> **Listed records**
START
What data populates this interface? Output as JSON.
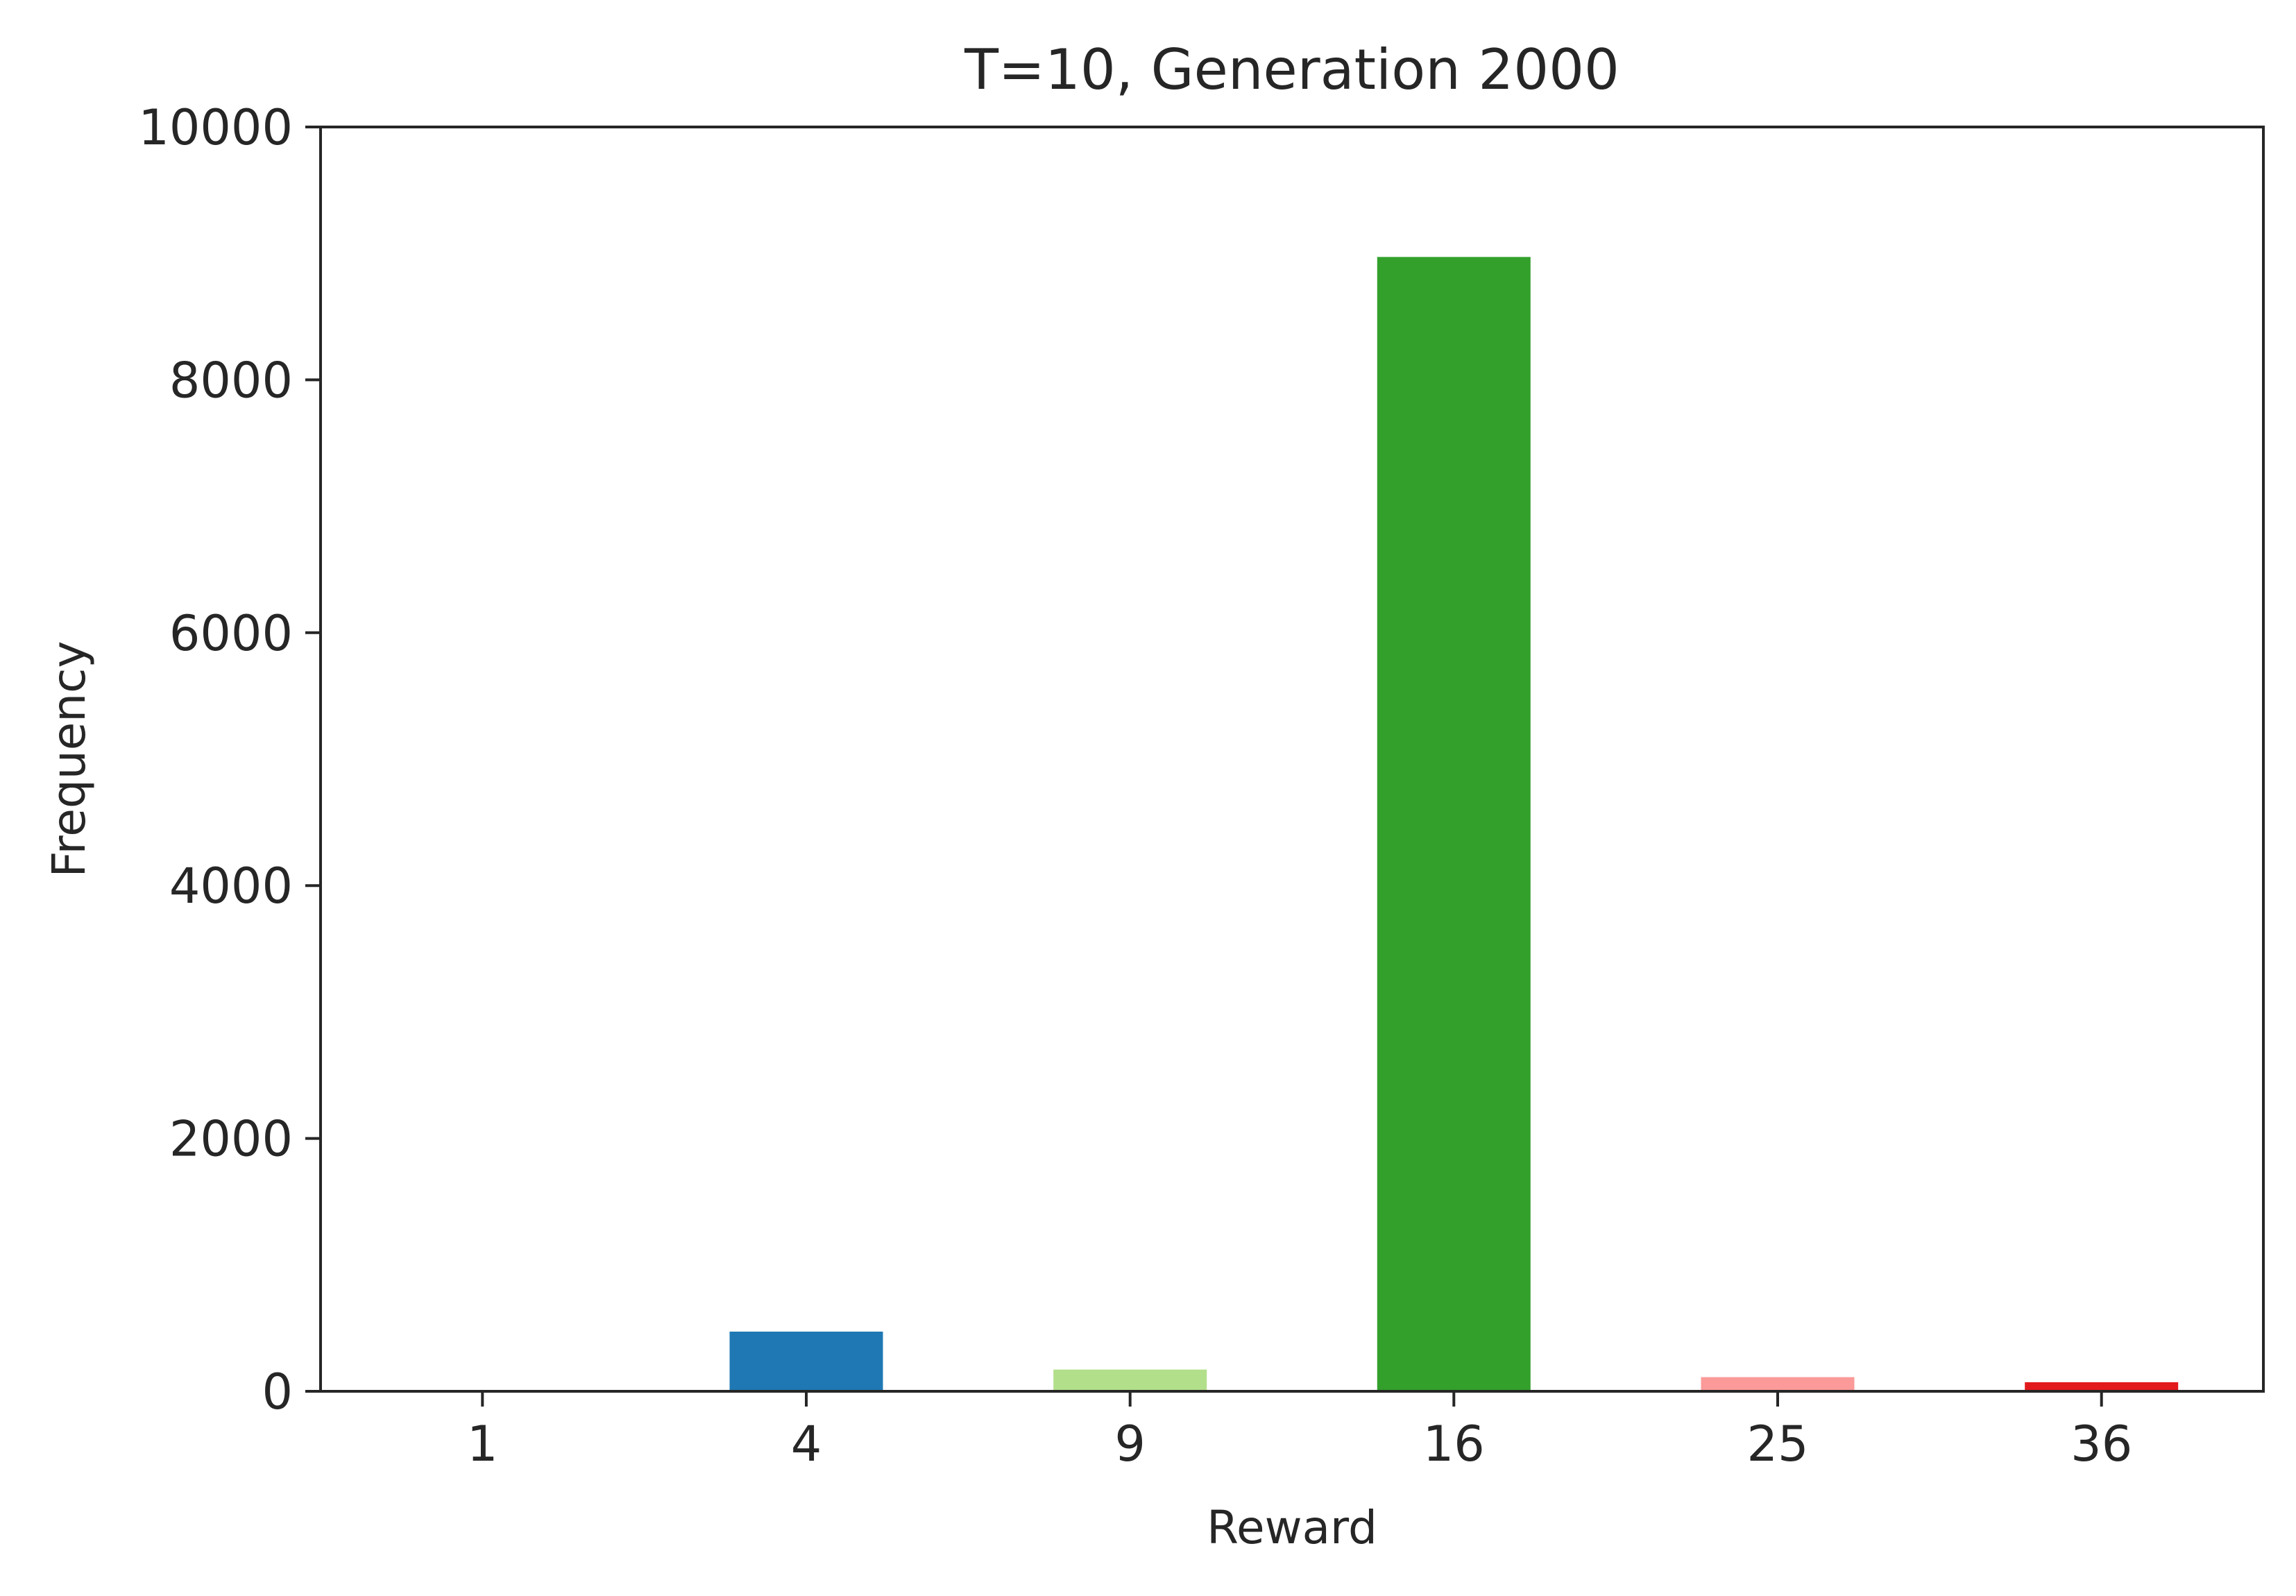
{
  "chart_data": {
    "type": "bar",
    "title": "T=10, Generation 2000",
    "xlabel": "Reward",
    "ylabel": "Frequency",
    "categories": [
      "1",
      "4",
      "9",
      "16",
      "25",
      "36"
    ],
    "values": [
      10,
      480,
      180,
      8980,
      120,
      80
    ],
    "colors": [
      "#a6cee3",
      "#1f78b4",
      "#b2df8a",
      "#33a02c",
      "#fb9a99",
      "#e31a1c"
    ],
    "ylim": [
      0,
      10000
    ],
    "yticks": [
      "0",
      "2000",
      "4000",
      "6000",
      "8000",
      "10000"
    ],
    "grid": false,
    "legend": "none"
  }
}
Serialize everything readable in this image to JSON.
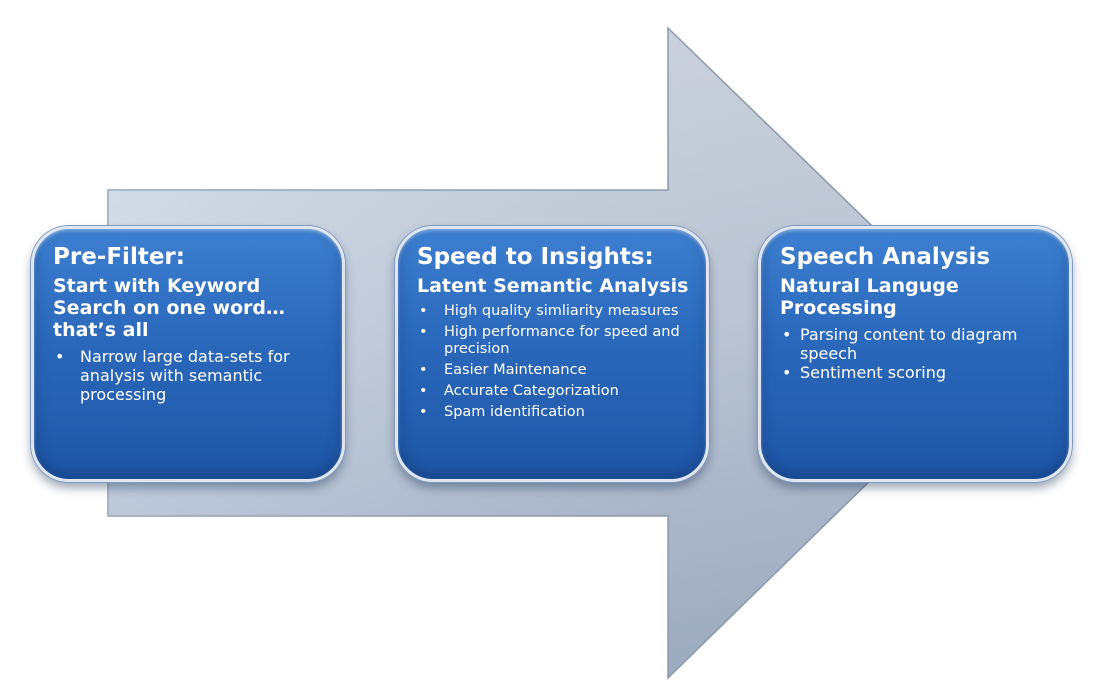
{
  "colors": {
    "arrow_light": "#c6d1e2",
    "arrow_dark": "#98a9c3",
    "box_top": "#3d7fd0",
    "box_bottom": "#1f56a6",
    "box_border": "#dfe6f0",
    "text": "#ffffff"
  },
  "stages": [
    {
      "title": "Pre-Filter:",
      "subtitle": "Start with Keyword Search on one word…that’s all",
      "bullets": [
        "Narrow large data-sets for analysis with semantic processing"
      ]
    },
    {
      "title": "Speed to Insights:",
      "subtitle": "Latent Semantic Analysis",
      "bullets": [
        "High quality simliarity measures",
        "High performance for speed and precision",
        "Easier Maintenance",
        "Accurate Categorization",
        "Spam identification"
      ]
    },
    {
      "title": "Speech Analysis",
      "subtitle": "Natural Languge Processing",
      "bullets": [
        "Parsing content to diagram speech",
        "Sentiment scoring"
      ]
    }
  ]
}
END
> **Do this**
Search the records above for "with". Copy each line where it is found.

> **Worked solution**
      "subtitle": "Start with Keyword Search on one word…that’s all",
        "Narrow large data-sets for analysis with semantic processing"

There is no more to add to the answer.